▶ Exercise task:
Leaving out the pictures, retype all the material exactly.
--- Begin Working data ---
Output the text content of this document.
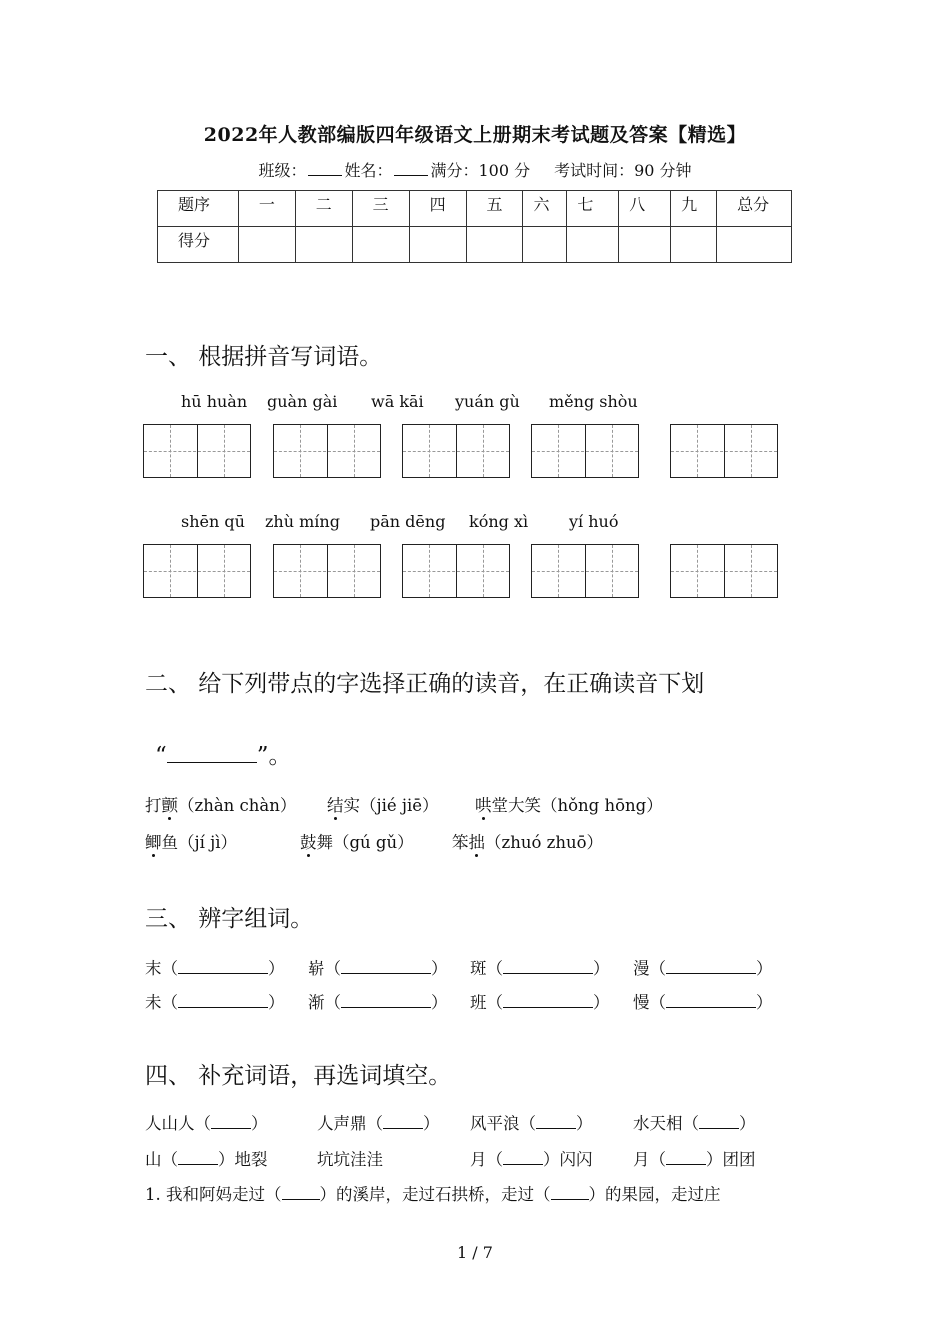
2022年人教部编版四年级语文上册期末考试题及答案【精选】
班级： 姓名： 满分：100 分 考试时间：90 分钟
题序	一	二	三	四	五	六	七	八	九	总分
得分										
一、 根据拼音写词语。
hū huàn guàn gài wā kāi yuán gù měng shòu
shēn qū zhù míng pān dēng kóng xì	yí huó
二、 给下列带点的字选择正确的读音，在正确读音下划
“	”。
打颤（zhàn chàn） 结实（jié jiē） 哄堂大笑（hǒng hōng）
鲫鱼（jí jì）	鼓舞（gú gǔ） 笨拙（zhuó zhuō）
三、 辨字组词。
末（	） 崭（	） 斑（	） 漫（	）
未（	） 渐（	） 班（	） 慢（	）
四、 补充词语，再选词填空。
人山人（ ）	人声鼎（ ） 风平浪（ ） 水天相（ ）
山（ ）地裂	坑坑洼洼	月（ ）闪闪 月（ ）团团
1. 我和阿妈走过（ ）的溪岸，走过石拱桥，走过（ ）的果园，走过庄
1 / 7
--- End Working data ---
▶ Response to this task:
Output the text content of this document.
2022年人教部编版四年级语文上册期末考试题及答案【精选】
班级： 姓名： 满分：100 分 考试时间：90 分钟
题序	一	二	三	四	五	六	七	八	九	总分
得分										
一、 根据拼音写词语。
hū huàn guàn gài wā kāi yuán gù měng shòu
shēn qū zhù míng pān dēng kóng xì	yí huó
二、 给下列带点的字选择正确的读音，在正确读音下划
“	”。
打颤（zhàn chàn） 结实（jié jiē） 哄堂大笑（hǒng hōng）
鲫鱼（jí jì）	鼓舞（gú gǔ） 笨拙（zhuó zhuō）
三、 辨字组词。
末（	） 崭（	） 斑（	） 漫（	）
未（	） 渐（	） 班（	） 慢（	）
四、 补充词语，再选词填空。
人山人（ ）	人声鼎（ ） 风平浪（ ） 水天相（ ）
山（ ）地裂	坑坑洼洼	月（ ）闪闪 月（ ）团团
1. 我和阿妈走过（ ）的溪岸，走过石拱桥，走过（ ）的果园，走过庄
1 / 7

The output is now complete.